— TASK TO COMPLETE —
Write only the number of lines in the records beneath that hold "amount".

(Data records)
►
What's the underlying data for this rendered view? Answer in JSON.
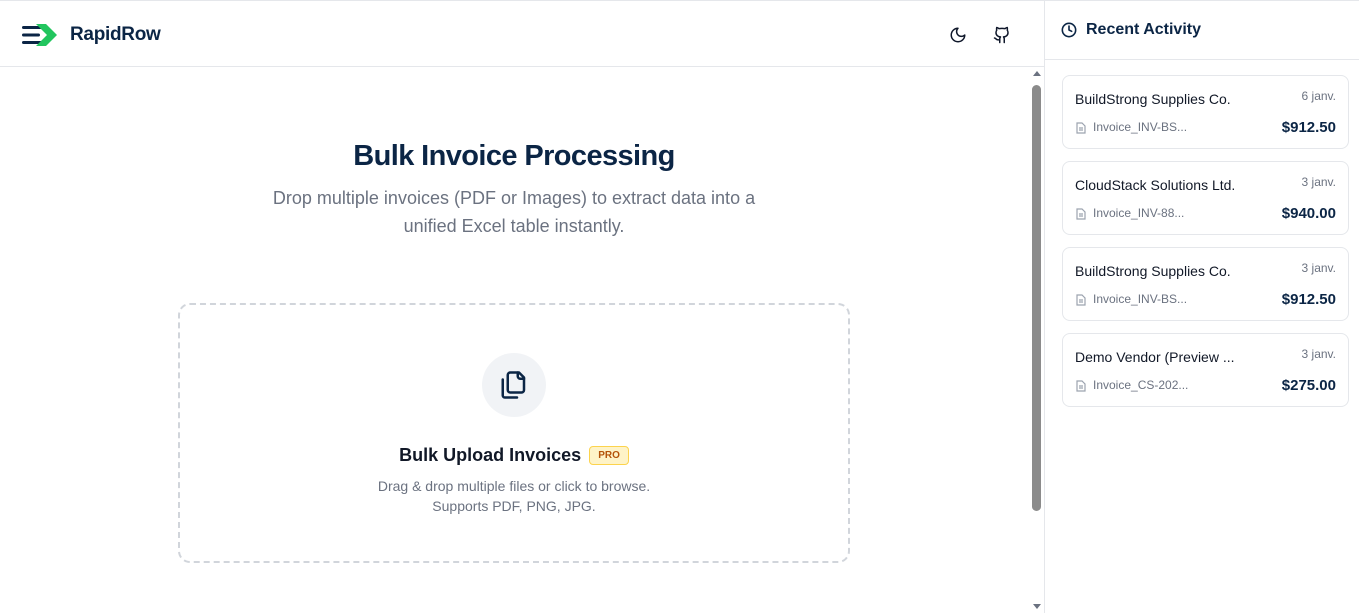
{
  "app": {
    "brand": "RapidRow",
    "logo_icon": "rapidrow-logo-icon",
    "theme_icon": "moon-icon",
    "repo_icon": "github-icon",
    "accent_color": "#22c55e",
    "brand_color": "#0b2545"
  },
  "hero": {
    "title": "Bulk Invoice Processing",
    "subtitle": "Drop multiple invoices (PDF or Images) to extract data into a unified Excel table instantly."
  },
  "upload": {
    "icon": "files-icon",
    "title": "Bulk Upload Invoices",
    "badge": "PRO",
    "hint_line1": "Drag & drop multiple files or click to browse.",
    "hint_line2": "Supports PDF, PNG, JPG."
  },
  "sidebar": {
    "title": "Recent Activity",
    "icon": "clock-icon",
    "items": [
      {
        "vendor": "BuildStrong Supplies Co.",
        "date": "6 janv.",
        "file": "Invoice_INV-BS...",
        "amount": "$912.50"
      },
      {
        "vendor": "CloudStack Solutions Ltd.",
        "date": "3 janv.",
        "file": "Invoice_INV-88...",
        "amount": "$940.00"
      },
      {
        "vendor": "BuildStrong Supplies Co.",
        "date": "3 janv.",
        "file": "Invoice_INV-BS...",
        "amount": "$912.50"
      },
      {
        "vendor": "Demo Vendor (Preview ...",
        "date": "3 janv.",
        "file": "Invoice_CS-202...",
        "amount": "$275.00"
      }
    ]
  }
}
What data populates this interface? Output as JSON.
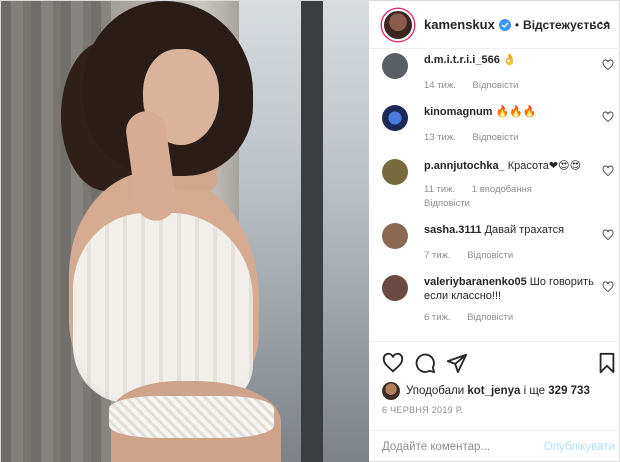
{
  "header": {
    "username": "kamenskux",
    "dot": "•",
    "follow_label": "Відстежується",
    "more": "···"
  },
  "comments": [
    {
      "username": "d.m.i.t.r.i.i_566",
      "text": "👌",
      "time": "14 тиж.",
      "reply": "Відповісти",
      "likes": "",
      "avatar_color": "#5a5f66"
    },
    {
      "username": "kinomagnum",
      "text": "🔥🔥🔥",
      "time": "13 тиж.",
      "reply": "Відповісти",
      "likes": "",
      "avatar_color": "#2a4f8a"
    },
    {
      "username": "p.annjutochka_",
      "text": "Красота❤😍😍",
      "time": "11 тиж.",
      "reply": "Відповісти",
      "likes": "1 вподобання",
      "avatar_color": "#7a6b3e"
    },
    {
      "username": "sasha.3111",
      "text": "Давай трахатся",
      "time": "7 тиж.",
      "reply": "Відповісти",
      "likes": "",
      "avatar_color": "#8a6a55"
    },
    {
      "username": "valeriybaranenko05",
      "text": "Шо говорить если классно!!!",
      "time": "6 тиж.",
      "reply": "Відповісти",
      "likes": "",
      "avatar_color": "#6a4a42"
    }
  ],
  "likes": {
    "prefix": "Уподобали",
    "user": "kot_jenya",
    "suffix": "і ще",
    "count": "329 733"
  },
  "date": "6 ЧЕРВНЯ 2019 Р.",
  "comment_input": {
    "placeholder": "Додайте коментар..."
  },
  "publish_label": "Опублікувати",
  "colors": {
    "accent": "#0095f6",
    "publish_disabled": "#b2dffc",
    "muted": "#8e8e8e",
    "text": "#262626"
  }
}
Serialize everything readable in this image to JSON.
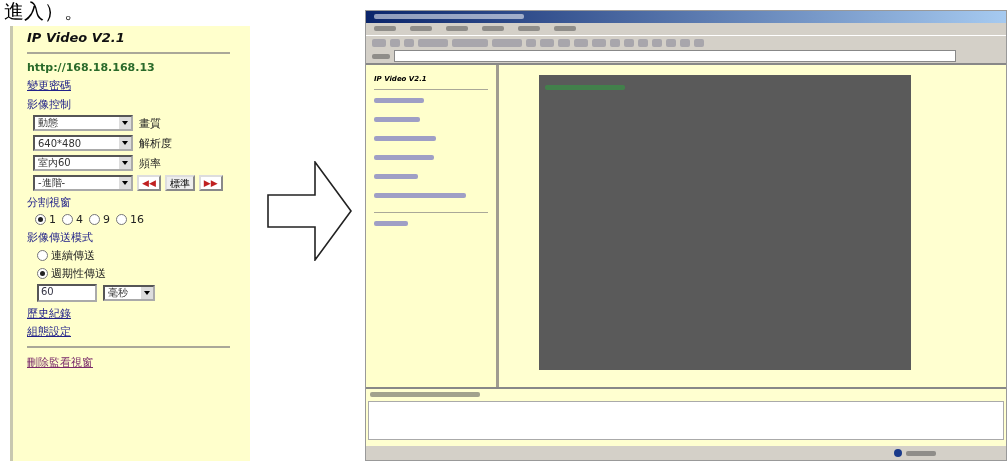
◄
— SOLVED PROBLEM —
4